Rows from a figure dataset
┌──
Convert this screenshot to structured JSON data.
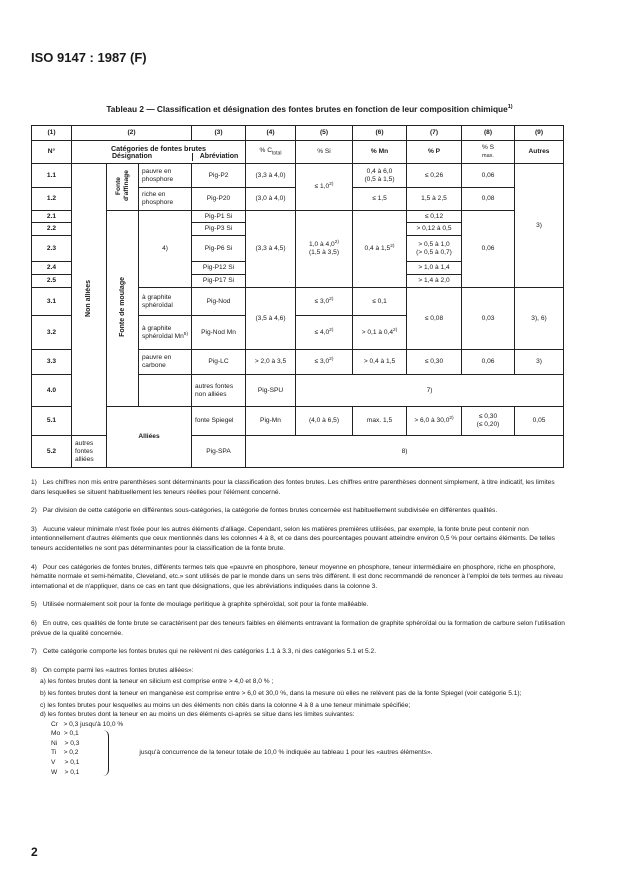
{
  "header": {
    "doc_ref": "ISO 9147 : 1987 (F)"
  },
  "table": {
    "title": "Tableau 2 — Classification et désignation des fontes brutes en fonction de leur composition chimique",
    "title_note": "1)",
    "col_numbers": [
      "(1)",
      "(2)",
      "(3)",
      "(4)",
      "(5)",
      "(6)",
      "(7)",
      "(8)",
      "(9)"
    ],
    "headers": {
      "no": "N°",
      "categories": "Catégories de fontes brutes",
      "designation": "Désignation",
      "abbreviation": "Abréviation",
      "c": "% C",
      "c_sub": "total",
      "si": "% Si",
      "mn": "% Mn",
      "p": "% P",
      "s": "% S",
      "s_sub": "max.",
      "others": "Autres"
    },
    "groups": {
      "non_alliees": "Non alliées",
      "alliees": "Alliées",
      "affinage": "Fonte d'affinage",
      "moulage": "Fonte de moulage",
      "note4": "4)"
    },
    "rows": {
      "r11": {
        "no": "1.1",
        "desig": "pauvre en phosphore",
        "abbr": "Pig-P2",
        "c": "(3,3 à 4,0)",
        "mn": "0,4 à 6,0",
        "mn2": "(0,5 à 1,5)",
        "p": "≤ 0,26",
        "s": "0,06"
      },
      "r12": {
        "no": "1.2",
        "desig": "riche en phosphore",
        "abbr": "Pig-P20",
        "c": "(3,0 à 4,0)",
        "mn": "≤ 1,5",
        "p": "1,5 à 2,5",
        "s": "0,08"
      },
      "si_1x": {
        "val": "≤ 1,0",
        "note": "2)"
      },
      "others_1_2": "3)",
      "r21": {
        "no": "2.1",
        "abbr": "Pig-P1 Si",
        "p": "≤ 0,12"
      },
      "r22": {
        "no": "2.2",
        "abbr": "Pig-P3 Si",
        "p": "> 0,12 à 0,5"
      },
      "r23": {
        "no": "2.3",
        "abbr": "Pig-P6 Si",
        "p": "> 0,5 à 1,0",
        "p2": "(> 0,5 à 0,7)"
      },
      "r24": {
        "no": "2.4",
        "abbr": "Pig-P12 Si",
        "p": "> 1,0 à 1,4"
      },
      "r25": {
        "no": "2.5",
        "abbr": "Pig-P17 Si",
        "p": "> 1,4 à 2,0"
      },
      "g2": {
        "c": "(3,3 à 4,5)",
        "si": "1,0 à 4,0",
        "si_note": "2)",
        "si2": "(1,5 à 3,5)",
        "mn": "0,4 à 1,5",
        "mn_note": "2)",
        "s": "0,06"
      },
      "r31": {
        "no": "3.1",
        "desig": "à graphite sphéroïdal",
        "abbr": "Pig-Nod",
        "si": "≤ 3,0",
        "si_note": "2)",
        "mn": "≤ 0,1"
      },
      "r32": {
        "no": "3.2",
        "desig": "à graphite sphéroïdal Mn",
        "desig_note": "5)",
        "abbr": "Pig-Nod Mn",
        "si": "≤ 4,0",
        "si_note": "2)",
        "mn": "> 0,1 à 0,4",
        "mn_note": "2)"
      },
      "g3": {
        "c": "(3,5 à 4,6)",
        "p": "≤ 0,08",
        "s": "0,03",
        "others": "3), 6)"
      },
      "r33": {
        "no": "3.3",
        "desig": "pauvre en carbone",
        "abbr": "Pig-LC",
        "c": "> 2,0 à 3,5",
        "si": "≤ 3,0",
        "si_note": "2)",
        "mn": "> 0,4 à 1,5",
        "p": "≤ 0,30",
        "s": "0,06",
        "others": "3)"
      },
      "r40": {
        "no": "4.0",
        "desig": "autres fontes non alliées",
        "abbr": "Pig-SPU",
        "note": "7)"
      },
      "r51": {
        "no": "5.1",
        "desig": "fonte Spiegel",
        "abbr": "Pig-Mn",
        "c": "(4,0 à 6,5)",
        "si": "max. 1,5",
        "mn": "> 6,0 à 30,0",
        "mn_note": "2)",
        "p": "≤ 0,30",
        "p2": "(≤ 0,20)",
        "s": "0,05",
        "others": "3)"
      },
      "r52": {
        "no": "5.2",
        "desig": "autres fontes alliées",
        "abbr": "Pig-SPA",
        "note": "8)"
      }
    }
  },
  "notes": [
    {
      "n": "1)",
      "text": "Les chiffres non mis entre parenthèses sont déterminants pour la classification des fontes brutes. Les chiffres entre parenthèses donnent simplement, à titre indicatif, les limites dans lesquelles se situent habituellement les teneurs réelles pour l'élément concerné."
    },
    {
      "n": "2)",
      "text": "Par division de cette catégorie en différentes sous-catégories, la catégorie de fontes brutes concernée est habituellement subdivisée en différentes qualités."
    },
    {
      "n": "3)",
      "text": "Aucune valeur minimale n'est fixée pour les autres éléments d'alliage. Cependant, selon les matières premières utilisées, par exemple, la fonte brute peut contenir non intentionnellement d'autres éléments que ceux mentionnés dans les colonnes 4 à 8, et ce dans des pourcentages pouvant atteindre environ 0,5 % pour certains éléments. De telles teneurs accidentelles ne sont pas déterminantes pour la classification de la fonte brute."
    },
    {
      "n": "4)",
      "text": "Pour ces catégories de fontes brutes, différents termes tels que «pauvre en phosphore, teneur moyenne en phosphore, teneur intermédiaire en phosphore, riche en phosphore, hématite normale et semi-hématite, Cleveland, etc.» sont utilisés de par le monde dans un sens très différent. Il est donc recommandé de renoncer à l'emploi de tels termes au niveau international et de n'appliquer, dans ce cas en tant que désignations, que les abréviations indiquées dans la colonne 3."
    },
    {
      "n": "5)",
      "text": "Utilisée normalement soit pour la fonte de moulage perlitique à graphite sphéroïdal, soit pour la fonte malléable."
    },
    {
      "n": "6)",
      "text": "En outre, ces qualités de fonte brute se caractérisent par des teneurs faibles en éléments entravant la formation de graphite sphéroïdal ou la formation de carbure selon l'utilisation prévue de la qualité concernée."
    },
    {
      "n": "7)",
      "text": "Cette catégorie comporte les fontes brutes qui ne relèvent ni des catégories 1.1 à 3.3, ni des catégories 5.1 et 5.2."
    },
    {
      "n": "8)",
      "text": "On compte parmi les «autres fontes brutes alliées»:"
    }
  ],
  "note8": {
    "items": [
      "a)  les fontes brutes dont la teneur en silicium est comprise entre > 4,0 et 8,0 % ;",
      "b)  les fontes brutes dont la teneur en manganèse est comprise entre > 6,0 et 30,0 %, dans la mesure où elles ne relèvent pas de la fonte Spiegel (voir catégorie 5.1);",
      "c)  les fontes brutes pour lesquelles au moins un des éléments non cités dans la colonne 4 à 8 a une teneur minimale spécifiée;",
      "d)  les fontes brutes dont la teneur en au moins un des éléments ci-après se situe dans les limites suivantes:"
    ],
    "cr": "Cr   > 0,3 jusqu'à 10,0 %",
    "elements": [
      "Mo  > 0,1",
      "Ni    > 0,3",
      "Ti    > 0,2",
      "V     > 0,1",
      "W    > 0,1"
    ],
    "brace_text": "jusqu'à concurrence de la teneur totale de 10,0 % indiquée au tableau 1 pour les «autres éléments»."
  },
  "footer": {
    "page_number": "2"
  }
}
└──
┌──
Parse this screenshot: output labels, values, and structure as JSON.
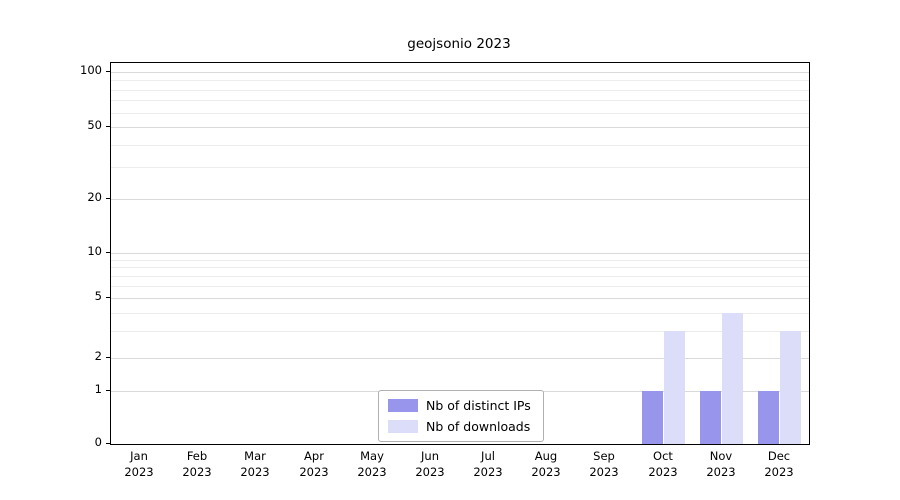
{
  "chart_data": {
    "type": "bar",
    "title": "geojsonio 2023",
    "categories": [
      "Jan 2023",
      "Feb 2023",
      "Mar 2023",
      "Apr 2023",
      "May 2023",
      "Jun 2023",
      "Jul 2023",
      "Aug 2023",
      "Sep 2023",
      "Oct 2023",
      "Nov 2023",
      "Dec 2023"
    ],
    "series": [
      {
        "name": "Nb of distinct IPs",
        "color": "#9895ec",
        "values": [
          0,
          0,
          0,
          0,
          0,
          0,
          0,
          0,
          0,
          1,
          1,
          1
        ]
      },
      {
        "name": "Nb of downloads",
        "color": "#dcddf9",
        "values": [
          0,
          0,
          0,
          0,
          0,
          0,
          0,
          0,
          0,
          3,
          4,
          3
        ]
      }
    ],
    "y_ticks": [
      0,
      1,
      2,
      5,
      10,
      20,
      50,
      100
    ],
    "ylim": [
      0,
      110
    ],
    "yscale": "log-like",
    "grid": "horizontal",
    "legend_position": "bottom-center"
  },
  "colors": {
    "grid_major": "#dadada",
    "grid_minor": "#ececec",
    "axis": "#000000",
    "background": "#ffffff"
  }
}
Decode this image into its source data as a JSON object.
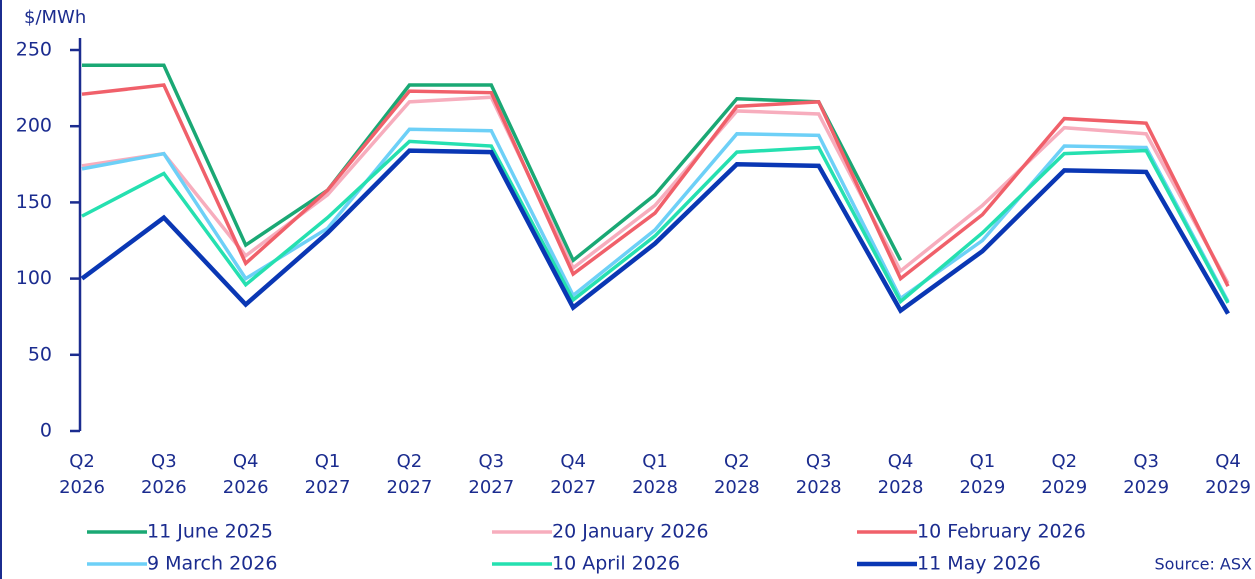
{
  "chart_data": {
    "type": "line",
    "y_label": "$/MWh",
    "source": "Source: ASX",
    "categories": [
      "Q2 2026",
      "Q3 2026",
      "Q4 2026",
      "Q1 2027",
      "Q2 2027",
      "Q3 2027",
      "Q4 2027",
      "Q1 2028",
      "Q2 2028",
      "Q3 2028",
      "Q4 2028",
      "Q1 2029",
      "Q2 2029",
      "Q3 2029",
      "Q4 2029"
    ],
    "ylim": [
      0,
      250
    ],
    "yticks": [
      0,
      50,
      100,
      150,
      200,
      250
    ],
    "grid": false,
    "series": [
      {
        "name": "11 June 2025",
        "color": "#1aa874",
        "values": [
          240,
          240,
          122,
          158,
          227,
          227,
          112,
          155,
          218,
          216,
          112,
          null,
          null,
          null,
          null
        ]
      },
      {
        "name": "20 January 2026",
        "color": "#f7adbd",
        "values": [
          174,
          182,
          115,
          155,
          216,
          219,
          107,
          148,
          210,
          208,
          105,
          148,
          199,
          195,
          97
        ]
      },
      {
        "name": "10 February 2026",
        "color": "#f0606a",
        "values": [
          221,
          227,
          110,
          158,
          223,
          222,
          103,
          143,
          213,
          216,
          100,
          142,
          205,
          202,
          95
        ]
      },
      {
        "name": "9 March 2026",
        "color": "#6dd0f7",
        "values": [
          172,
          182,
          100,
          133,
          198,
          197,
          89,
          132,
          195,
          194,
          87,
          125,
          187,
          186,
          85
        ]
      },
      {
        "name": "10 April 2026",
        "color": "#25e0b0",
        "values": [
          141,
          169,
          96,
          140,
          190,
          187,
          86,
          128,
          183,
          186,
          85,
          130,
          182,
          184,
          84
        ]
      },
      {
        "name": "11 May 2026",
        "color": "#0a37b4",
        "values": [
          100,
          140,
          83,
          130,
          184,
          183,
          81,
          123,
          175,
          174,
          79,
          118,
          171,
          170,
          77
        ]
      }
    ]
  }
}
└──
◆ WORK TO DO: Look through the records and gather every line containing "relèvent".

◆ ANSWER IN FULL:
      "text": "Cette catégorie comporte les fontes brutes qui ne relèvent ni des catégories 1.1 à 3.3, ni des catégories 5.1 et 5.2."
      "b)  les fontes brutes dont la teneur en manganèse est comprise entre > 6,0 et 30,0 %, dans la mesure où elles ne relèvent pas de la fonte Spiegel (voir catégorie 5.1);",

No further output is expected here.